### Action item
Each line below should be written out again exactly.

Top of Available data

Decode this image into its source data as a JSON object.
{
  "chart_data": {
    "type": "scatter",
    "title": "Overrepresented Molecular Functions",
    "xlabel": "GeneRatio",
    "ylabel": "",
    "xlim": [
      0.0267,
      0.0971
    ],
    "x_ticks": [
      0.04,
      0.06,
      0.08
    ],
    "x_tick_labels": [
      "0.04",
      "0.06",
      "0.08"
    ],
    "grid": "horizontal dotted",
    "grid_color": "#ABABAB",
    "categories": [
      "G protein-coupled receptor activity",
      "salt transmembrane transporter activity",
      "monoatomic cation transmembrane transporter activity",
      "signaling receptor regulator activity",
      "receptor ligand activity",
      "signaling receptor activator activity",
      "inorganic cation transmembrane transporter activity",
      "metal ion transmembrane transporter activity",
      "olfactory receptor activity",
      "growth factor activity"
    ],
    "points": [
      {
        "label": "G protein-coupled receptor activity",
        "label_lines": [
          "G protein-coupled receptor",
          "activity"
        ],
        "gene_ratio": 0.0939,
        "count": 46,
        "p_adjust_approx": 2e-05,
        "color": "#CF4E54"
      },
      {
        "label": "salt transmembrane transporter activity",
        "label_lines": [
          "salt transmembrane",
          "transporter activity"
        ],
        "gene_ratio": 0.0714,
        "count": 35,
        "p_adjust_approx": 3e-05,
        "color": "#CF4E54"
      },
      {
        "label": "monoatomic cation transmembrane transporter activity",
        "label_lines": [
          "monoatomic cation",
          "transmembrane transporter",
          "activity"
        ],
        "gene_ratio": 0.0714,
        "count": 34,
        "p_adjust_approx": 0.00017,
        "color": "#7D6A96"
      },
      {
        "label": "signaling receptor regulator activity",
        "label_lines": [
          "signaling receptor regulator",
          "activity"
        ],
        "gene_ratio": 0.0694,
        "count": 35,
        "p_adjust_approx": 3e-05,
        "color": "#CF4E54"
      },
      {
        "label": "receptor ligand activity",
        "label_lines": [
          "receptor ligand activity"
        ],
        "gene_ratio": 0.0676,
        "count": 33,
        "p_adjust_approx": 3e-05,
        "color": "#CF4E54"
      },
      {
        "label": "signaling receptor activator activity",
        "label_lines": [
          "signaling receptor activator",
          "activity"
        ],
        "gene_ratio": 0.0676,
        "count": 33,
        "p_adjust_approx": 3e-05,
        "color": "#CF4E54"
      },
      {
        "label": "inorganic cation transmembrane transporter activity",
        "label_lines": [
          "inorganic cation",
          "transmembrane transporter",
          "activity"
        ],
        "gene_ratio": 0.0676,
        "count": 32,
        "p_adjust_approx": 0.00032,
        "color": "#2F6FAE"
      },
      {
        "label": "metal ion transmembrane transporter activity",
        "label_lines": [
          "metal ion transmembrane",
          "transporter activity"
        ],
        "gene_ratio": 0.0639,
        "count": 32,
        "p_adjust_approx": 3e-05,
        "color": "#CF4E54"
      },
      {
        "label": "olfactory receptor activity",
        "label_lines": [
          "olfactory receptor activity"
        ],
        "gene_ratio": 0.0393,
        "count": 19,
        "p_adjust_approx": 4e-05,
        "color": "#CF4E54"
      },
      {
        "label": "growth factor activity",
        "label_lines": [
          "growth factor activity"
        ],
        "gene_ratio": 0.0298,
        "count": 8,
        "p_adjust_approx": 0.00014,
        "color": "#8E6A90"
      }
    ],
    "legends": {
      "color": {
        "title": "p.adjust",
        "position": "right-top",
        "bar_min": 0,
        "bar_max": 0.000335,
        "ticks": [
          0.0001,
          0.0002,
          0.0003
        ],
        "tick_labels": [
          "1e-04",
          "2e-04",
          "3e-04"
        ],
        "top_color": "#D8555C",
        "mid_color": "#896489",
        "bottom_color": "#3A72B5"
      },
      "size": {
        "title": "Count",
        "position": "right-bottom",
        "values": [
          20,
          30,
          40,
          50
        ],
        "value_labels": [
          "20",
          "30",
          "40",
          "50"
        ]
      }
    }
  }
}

Bottom of Available data

### Output of the exercise
Decode this image into its source data as a JSON object.
{
  "chart_data": {
    "type": "scatter",
    "title": "Overrepresented Molecular Functions",
    "xlabel": "GeneRatio",
    "ylabel": "",
    "xlim": [
      0.0267,
      0.0971
    ],
    "x_ticks": [
      0.04,
      0.06,
      0.08
    ],
    "x_tick_labels": [
      "0.04",
      "0.06",
      "0.08"
    ],
    "grid": "horizontal dotted",
    "grid_color": "#ABABAB",
    "categories": [
      "G protein-coupled receptor activity",
      "salt transmembrane transporter activity",
      "monoatomic cation transmembrane transporter activity",
      "signaling receptor regulator activity",
      "receptor ligand activity",
      "signaling receptor activator activity",
      "inorganic cation transmembrane transporter activity",
      "metal ion transmembrane transporter activity",
      "olfactory receptor activity",
      "growth factor activity"
    ],
    "points": [
      {
        "label": "G protein-coupled receptor activity",
        "label_lines": [
          "G protein-coupled receptor",
          "activity"
        ],
        "gene_ratio": 0.0939,
        "count": 46,
        "p_adjust_approx": 2e-05,
        "color": "#CF4E54"
      },
      {
        "label": "salt transmembrane transporter activity",
        "label_lines": [
          "salt transmembrane",
          "transporter activity"
        ],
        "gene_ratio": 0.0714,
        "count": 35,
        "p_adjust_approx": 3e-05,
        "color": "#CF4E54"
      },
      {
        "label": "monoatomic cation transmembrane transporter activity",
        "label_lines": [
          "monoatomic cation",
          "transmembrane transporter",
          "activity"
        ],
        "gene_ratio": 0.0714,
        "count": 34,
        "p_adjust_approx": 0.00017,
        "color": "#7D6A96"
      },
      {
        "label": "signaling receptor regulator activity",
        "label_lines": [
          "signaling receptor regulator",
          "activity"
        ],
        "gene_ratio": 0.0694,
        "count": 35,
        "p_adjust_approx": 3e-05,
        "color": "#CF4E54"
      },
      {
        "label": "receptor ligand activity",
        "label_lines": [
          "receptor ligand activity"
        ],
        "gene_ratio": 0.0676,
        "count": 33,
        "p_adjust_approx": 3e-05,
        "color": "#CF4E54"
      },
      {
        "label": "signaling receptor activator activity",
        "label_lines": [
          "signaling receptor activator",
          "activity"
        ],
        "gene_ratio": 0.0676,
        "count": 33,
        "p_adjust_approx": 3e-05,
        "color": "#CF4E54"
      },
      {
        "label": "inorganic cation transmembrane transporter activity",
        "label_lines": [
          "inorganic cation",
          "transmembrane transporter",
          "activity"
        ],
        "gene_ratio": 0.0676,
        "count": 32,
        "p_adjust_approx": 0.00032,
        "color": "#2F6FAE"
      },
      {
        "label": "metal ion transmembrane transporter activity",
        "label_lines": [
          "metal ion transmembrane",
          "transporter activity"
        ],
        "gene_ratio": 0.0639,
        "count": 32,
        "p_adjust_approx": 3e-05,
        "color": "#CF4E54"
      },
      {
        "label": "olfactory receptor activity",
        "label_lines": [
          "olfactory receptor activity"
        ],
        "gene_ratio": 0.0393,
        "count": 19,
        "p_adjust_approx": 4e-05,
        "color": "#CF4E54"
      },
      {
        "label": "growth factor activity",
        "label_lines": [
          "growth factor activity"
        ],
        "gene_ratio": 0.0298,
        "count": 8,
        "p_adjust_approx": 0.00014,
        "color": "#8E6A90"
      }
    ],
    "legends": {
      "color": {
        "title": "p.adjust",
        "position": "right-top",
        "bar_min": 0,
        "bar_max": 0.000335,
        "ticks": [
          0.0001,
          0.0002,
          0.0003
        ],
        "tick_labels": [
          "1e-04",
          "2e-04",
          "3e-04"
        ],
        "top_color": "#D8555C",
        "mid_color": "#896489",
        "bottom_color": "#3A72B5"
      },
      "size": {
        "title": "Count",
        "position": "right-bottom",
        "values": [
          20,
          30,
          40,
          50
        ],
        "value_labels": [
          "20",
          "30",
          "40",
          "50"
        ]
      }
    }
  }
}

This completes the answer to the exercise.